◆ **Your goal**
Transcribe all of the data exactly. Omit the pictures.

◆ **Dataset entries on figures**
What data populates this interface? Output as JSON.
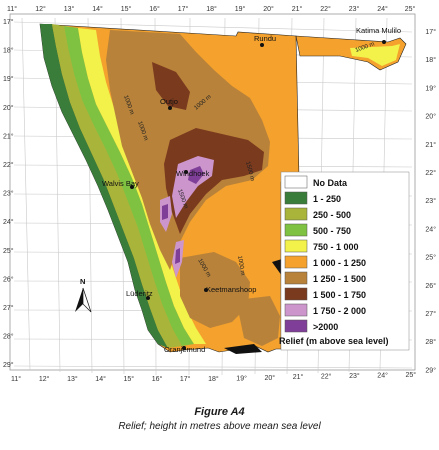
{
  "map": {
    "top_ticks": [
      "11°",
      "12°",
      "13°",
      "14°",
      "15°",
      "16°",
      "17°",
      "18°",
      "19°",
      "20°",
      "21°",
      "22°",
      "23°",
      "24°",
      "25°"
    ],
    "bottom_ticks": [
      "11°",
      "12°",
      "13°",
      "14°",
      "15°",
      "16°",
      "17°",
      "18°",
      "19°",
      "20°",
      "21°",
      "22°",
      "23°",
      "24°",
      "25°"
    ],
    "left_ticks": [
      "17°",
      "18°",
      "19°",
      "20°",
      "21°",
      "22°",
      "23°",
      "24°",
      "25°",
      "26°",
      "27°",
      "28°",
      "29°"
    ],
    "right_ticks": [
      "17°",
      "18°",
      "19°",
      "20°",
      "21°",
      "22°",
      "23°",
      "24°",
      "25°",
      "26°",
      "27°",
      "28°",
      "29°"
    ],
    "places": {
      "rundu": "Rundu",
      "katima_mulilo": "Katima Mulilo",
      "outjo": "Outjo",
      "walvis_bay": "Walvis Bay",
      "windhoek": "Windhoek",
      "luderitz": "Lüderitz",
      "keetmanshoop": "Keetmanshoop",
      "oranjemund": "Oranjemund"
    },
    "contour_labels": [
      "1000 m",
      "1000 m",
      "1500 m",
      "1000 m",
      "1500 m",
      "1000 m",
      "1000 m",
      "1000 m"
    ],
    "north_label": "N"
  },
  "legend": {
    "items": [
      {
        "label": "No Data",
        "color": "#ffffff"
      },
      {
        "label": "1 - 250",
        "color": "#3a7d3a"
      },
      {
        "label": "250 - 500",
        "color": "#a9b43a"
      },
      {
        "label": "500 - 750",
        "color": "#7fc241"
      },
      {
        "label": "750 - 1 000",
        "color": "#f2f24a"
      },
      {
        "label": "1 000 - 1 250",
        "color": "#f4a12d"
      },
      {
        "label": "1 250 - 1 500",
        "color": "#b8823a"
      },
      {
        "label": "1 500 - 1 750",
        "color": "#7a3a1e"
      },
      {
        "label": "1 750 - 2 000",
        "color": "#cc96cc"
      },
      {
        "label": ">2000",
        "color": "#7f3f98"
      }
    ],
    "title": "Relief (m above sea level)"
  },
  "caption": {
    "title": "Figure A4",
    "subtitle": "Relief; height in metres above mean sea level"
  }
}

◆ **Reply to the exercise**
What data populates this interface? Output as JSON.
{
  "map": {
    "top_ticks": [
      "11°",
      "12°",
      "13°",
      "14°",
      "15°",
      "16°",
      "17°",
      "18°",
      "19°",
      "20°",
      "21°",
      "22°",
      "23°",
      "24°",
      "25°"
    ],
    "bottom_ticks": [
      "11°",
      "12°",
      "13°",
      "14°",
      "15°",
      "16°",
      "17°",
      "18°",
      "19°",
      "20°",
      "21°",
      "22°",
      "23°",
      "24°",
      "25°"
    ],
    "left_ticks": [
      "17°",
      "18°",
      "19°",
      "20°",
      "21°",
      "22°",
      "23°",
      "24°",
      "25°",
      "26°",
      "27°",
      "28°",
      "29°"
    ],
    "right_ticks": [
      "17°",
      "18°",
      "19°",
      "20°",
      "21°",
      "22°",
      "23°",
      "24°",
      "25°",
      "26°",
      "27°",
      "28°",
      "29°"
    ],
    "places": {
      "rundu": "Rundu",
      "katima_mulilo": "Katima Mulilo",
      "outjo": "Outjo",
      "walvis_bay": "Walvis Bay",
      "windhoek": "Windhoek",
      "luderitz": "Lüderitz",
      "keetmanshoop": "Keetmanshoop",
      "oranjemund": "Oranjemund"
    },
    "contour_labels": [
      "1000 m",
      "1000 m",
      "1500 m",
      "1000 m",
      "1500 m",
      "1000 m",
      "1000 m",
      "1000 m"
    ],
    "north_label": "N"
  },
  "legend": {
    "items": [
      {
        "label": "No Data",
        "color": "#ffffff"
      },
      {
        "label": "1 - 250",
        "color": "#3a7d3a"
      },
      {
        "label": "250 - 500",
        "color": "#a9b43a"
      },
      {
        "label": "500 - 750",
        "color": "#7fc241"
      },
      {
        "label": "750 - 1 000",
        "color": "#f2f24a"
      },
      {
        "label": "1 000 - 1 250",
        "color": "#f4a12d"
      },
      {
        "label": "1 250 - 1 500",
        "color": "#b8823a"
      },
      {
        "label": "1 500 - 1 750",
        "color": "#7a3a1e"
      },
      {
        "label": "1 750 - 2 000",
        "color": "#cc96cc"
      },
      {
        "label": ">2000",
        "color": "#7f3f98"
      }
    ],
    "title": "Relief (m above sea level)"
  },
  "caption": {
    "title": "Figure A4",
    "subtitle": "Relief; height in metres above mean sea level"
  }
}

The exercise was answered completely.